Images do not belong in the copy. Retype all the entries below exactly.

[A block of data]

★ ★ ★ ★ ★ ★ ★

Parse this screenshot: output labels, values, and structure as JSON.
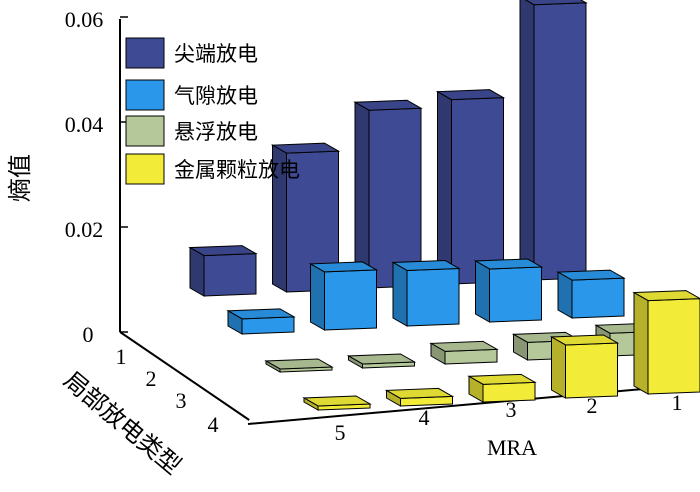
{
  "chart_data": {
    "type": "bar3d",
    "ylabel": "熵值",
    "mra_label": "MRA",
    "type_axis_label": "局部放电类型",
    "zlim": [
      0,
      0.06
    ],
    "z_ticks": [
      "0",
      "0.02",
      "0.04",
      "0.06"
    ],
    "mra_categories": [
      "1",
      "2",
      "3",
      "4",
      "5"
    ],
    "type_categories": [
      "1",
      "2",
      "3",
      "4"
    ],
    "legend_placement": "top-left",
    "series": [
      {
        "name": "尖端放电",
        "color": "#3f4a94",
        "values": [
          0.0545,
          0.0365,
          0.0352,
          0.0275,
          0.008
        ]
      },
      {
        "name": "气隙放电",
        "color": "#2b97ea",
        "values": [
          0.0075,
          0.0105,
          0.011,
          0.0115,
          0.003
        ]
      },
      {
        "name": "悬浮放电",
        "color": "#b5c89a",
        "values": [
          0.0045,
          0.0035,
          0.0025,
          0.0008,
          0.0006
        ]
      },
      {
        "name": "金属颗粒放电",
        "color": "#f2ec38",
        "values": [
          0.0185,
          0.0105,
          0.0035,
          0.0015,
          0.0008
        ]
      }
    ]
  }
}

★ ★ ★ ★ ★ ★ ★

▸ Task response
Parse this screenshot: output labels, values, and structure as JSON.
{
  "chart_data": {
    "type": "bar3d",
    "ylabel": "熵值",
    "mra_label": "MRA",
    "type_axis_label": "局部放电类型",
    "zlim": [
      0,
      0.06
    ],
    "z_ticks": [
      "0",
      "0.02",
      "0.04",
      "0.06"
    ],
    "mra_categories": [
      "1",
      "2",
      "3",
      "4",
      "5"
    ],
    "type_categories": [
      "1",
      "2",
      "3",
      "4"
    ],
    "legend_placement": "top-left",
    "series": [
      {
        "name": "尖端放电",
        "color": "#3f4a94",
        "values": [
          0.0545,
          0.0365,
          0.0352,
          0.0275,
          0.008
        ]
      },
      {
        "name": "气隙放电",
        "color": "#2b97ea",
        "values": [
          0.0075,
          0.0105,
          0.011,
          0.0115,
          0.003
        ]
      },
      {
        "name": "悬浮放电",
        "color": "#b5c89a",
        "values": [
          0.0045,
          0.0035,
          0.0025,
          0.0008,
          0.0006
        ]
      },
      {
        "name": "金属颗粒放电",
        "color": "#f2ec38",
        "values": [
          0.0185,
          0.0105,
          0.0035,
          0.0015,
          0.0008
        ]
      }
    ]
  }
}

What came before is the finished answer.